> _Exercise goal_:
Extract every line from each of the records below, repeating each one exactly, and leave out the pictures.

> _Labeled region entries_:
╭──

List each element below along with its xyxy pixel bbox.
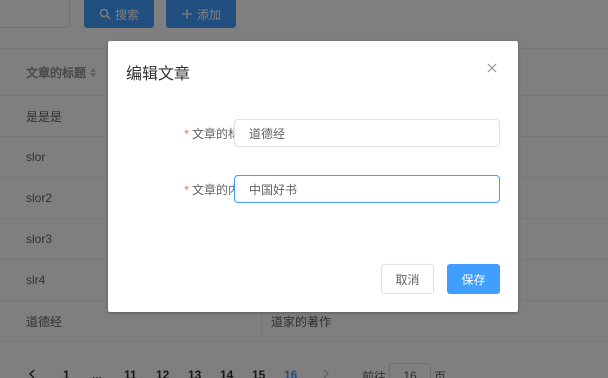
cancel-button[interactable]: 取消 (381, 264, 434, 294)
title-input[interactable] (234, 119, 500, 147)
form-row-title: * 文章的标题 (108, 119, 518, 147)
save-button[interactable]: 保存 (447, 264, 500, 294)
required-mark: * (184, 183, 189, 197)
close-icon[interactable] (485, 61, 499, 75)
content-input[interactable] (234, 175, 500, 203)
edit-article-dialog: 编辑文章 *文章的标题 *文章的内容 取消 保存 (108, 41, 518, 312)
form-row-content: * 文章的内容 (108, 175, 518, 203)
dialog-title: 编辑文章 (126, 66, 191, 83)
required-mark: * (184, 127, 189, 141)
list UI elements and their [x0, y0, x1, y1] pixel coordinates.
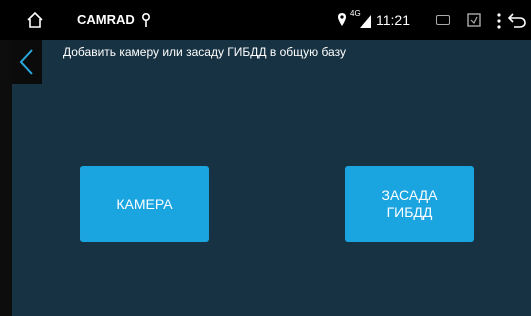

╰──

> _Exercise output_:
List each element below along with its xyxy pixel bbox.
cancel-button[interactable]: 取消 (381, 264, 434, 294)
title-input[interactable] (234, 119, 500, 147)
form-row-title: * 文章的标题 (108, 119, 518, 147)
save-button[interactable]: 保存 (447, 264, 500, 294)
required-mark: * (184, 183, 189, 197)
close-icon[interactable] (485, 61, 499, 75)
content-input[interactable] (234, 175, 500, 203)
edit-article-dialog: 编辑文章 *文章的标题 *文章的内容 取消 保存 (108, 41, 518, 312)
form-row-content: * 文章的内容 (108, 175, 518, 203)
dialog-title: 编辑文章 (126, 66, 191, 83)
required-mark: * (184, 127, 189, 141)
list UI elements and their [x0, y0, x1, y1] pixel coordinates.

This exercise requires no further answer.